-------- Extracted entries --------
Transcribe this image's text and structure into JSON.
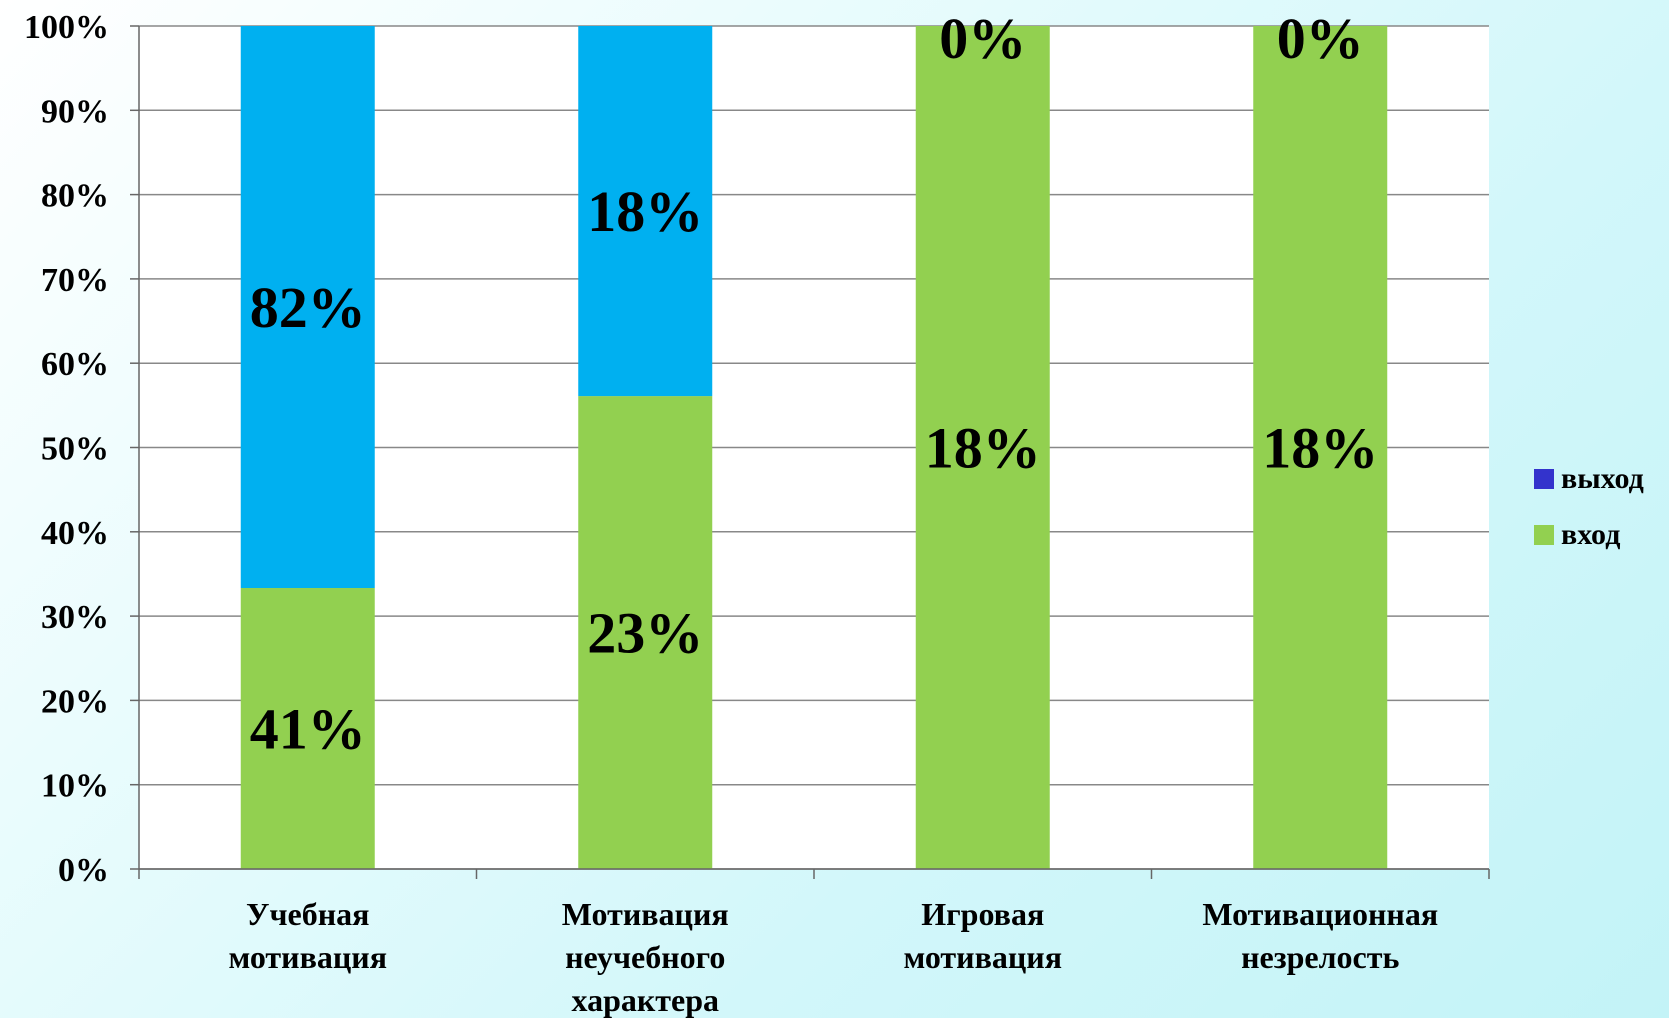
{
  "chart_data": {
    "type": "bar",
    "stacked": "percent",
    "categories": [
      [
        "Учебная",
        "мотивация"
      ],
      [
        "Мотивация",
        "неучебного",
        "характера"
      ],
      [
        "Игровая",
        "мотивация"
      ],
      [
        "Мотивационная",
        "незрелость"
      ]
    ],
    "series": [
      {
        "name": "вход",
        "values": [
          41,
          23,
          18,
          18
        ],
        "labels": [
          "41%",
          "23%",
          "18%",
          "18%"
        ],
        "color": "#92d050"
      },
      {
        "name": "выход",
        "values": [
          82,
          18,
          0,
          0
        ],
        "labels": [
          "82%",
          "18%",
          "0%",
          "0%"
        ],
        "color": "#00b0f0"
      }
    ],
    "legend": [
      {
        "name": "выход",
        "color": "#3333cc"
      },
      {
        "name": "вход",
        "color": "#92d050"
      }
    ],
    "ylim": [
      0,
      100
    ],
    "yticks": [
      "0%",
      "10%",
      "20%",
      "30%",
      "40%",
      "50%",
      "60%",
      "70%",
      "80%",
      "90%",
      "100%"
    ],
    "grid": true,
    "legend_position": "right",
    "colors": {
      "plot_background": "#ffffff",
      "gridline": "#888888",
      "axis": "#666666"
    }
  }
}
--------
What is asked
Retype each record exactly as it stands, but do not include the pictures.

Answer to the problem
Transcribe this image's text and structure into JSON.
{
  "chart_data": {
    "type": "bar",
    "stacked": "percent",
    "categories": [
      [
        "Учебная",
        "мотивация"
      ],
      [
        "Мотивация",
        "неучебного",
        "характера"
      ],
      [
        "Игровая",
        "мотивация"
      ],
      [
        "Мотивационная",
        "незрелость"
      ]
    ],
    "series": [
      {
        "name": "вход",
        "values": [
          41,
          23,
          18,
          18
        ],
        "labels": [
          "41%",
          "23%",
          "18%",
          "18%"
        ],
        "color": "#92d050"
      },
      {
        "name": "выход",
        "values": [
          82,
          18,
          0,
          0
        ],
        "labels": [
          "82%",
          "18%",
          "0%",
          "0%"
        ],
        "color": "#00b0f0"
      }
    ],
    "legend": [
      {
        "name": "выход",
        "color": "#3333cc"
      },
      {
        "name": "вход",
        "color": "#92d050"
      }
    ],
    "ylim": [
      0,
      100
    ],
    "yticks": [
      "0%",
      "10%",
      "20%",
      "30%",
      "40%",
      "50%",
      "60%",
      "70%",
      "80%",
      "90%",
      "100%"
    ],
    "grid": true,
    "legend_position": "right",
    "colors": {
      "plot_background": "#ffffff",
      "gridline": "#888888",
      "axis": "#666666"
    }
  }
}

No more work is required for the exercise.